### Stored data
● ● ●

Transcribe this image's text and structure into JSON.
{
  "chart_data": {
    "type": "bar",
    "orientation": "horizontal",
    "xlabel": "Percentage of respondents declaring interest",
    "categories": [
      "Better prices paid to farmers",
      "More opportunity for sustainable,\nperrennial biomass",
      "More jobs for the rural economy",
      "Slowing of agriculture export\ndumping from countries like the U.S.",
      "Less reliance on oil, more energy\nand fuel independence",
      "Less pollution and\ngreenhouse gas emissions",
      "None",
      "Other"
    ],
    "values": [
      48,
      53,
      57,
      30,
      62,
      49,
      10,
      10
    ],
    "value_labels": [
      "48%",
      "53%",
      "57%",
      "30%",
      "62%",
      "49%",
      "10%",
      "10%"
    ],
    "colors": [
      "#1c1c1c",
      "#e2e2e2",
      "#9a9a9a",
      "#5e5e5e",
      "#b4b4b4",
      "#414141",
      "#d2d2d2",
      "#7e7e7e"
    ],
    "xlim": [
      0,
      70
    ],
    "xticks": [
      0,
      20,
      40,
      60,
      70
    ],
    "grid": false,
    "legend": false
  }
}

● ● ●

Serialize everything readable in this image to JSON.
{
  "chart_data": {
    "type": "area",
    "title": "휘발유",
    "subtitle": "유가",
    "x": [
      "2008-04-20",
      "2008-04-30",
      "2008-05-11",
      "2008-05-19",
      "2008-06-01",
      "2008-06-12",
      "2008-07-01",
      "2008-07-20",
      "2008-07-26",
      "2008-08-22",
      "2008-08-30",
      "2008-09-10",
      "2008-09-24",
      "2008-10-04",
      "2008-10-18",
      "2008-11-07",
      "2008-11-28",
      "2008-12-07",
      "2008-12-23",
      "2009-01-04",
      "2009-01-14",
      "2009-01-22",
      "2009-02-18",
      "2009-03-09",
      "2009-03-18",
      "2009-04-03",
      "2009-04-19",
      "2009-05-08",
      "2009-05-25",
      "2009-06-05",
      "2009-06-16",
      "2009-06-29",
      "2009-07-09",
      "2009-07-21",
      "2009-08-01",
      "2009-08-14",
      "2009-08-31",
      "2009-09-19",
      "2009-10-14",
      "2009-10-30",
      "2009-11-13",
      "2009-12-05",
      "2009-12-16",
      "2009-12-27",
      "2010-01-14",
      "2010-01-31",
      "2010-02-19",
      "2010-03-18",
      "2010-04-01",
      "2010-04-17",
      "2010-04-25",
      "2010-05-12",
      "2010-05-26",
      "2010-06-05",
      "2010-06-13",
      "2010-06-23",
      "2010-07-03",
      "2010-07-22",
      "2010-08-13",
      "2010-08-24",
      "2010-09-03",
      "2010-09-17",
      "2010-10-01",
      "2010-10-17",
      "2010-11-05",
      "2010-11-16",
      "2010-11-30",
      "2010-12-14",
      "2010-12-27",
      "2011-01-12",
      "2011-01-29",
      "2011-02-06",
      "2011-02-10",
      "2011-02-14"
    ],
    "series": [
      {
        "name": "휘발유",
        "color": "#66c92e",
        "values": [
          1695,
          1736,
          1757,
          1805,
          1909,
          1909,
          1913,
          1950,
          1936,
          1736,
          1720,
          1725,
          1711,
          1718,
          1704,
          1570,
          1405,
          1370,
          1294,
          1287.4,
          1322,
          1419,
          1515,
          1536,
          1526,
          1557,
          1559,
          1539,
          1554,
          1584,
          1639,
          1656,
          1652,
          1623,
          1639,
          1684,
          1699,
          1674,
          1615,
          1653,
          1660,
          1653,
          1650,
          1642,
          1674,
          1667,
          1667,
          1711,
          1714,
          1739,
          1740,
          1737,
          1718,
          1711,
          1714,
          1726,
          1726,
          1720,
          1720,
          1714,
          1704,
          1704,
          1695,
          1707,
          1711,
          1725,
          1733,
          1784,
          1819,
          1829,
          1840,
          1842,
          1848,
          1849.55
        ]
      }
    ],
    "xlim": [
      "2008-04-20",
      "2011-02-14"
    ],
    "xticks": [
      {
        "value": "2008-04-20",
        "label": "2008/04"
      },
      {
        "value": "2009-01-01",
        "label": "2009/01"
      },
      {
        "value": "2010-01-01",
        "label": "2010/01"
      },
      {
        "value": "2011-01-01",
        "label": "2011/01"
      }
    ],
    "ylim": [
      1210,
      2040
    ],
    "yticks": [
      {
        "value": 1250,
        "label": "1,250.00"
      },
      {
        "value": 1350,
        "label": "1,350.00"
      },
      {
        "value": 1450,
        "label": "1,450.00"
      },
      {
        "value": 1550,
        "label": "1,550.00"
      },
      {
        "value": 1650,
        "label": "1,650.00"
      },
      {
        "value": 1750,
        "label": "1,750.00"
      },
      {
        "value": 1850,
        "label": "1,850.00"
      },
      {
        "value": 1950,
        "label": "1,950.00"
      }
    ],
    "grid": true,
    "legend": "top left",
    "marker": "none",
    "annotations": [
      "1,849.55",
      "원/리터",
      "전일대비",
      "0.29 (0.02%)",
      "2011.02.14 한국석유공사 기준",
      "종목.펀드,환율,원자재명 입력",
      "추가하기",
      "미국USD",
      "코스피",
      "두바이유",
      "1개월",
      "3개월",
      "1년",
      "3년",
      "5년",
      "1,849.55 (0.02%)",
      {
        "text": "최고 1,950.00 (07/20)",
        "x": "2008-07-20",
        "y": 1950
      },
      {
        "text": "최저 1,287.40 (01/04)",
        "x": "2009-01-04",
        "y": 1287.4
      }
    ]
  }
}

● ● ●

### Task objective
Report every line in the data above in which the word "Less" appears.

### Complete answer
      "Less reliance on oil, more energy\nand fuel independence",
      "Less pollution and\ngreenhouse gas emissions",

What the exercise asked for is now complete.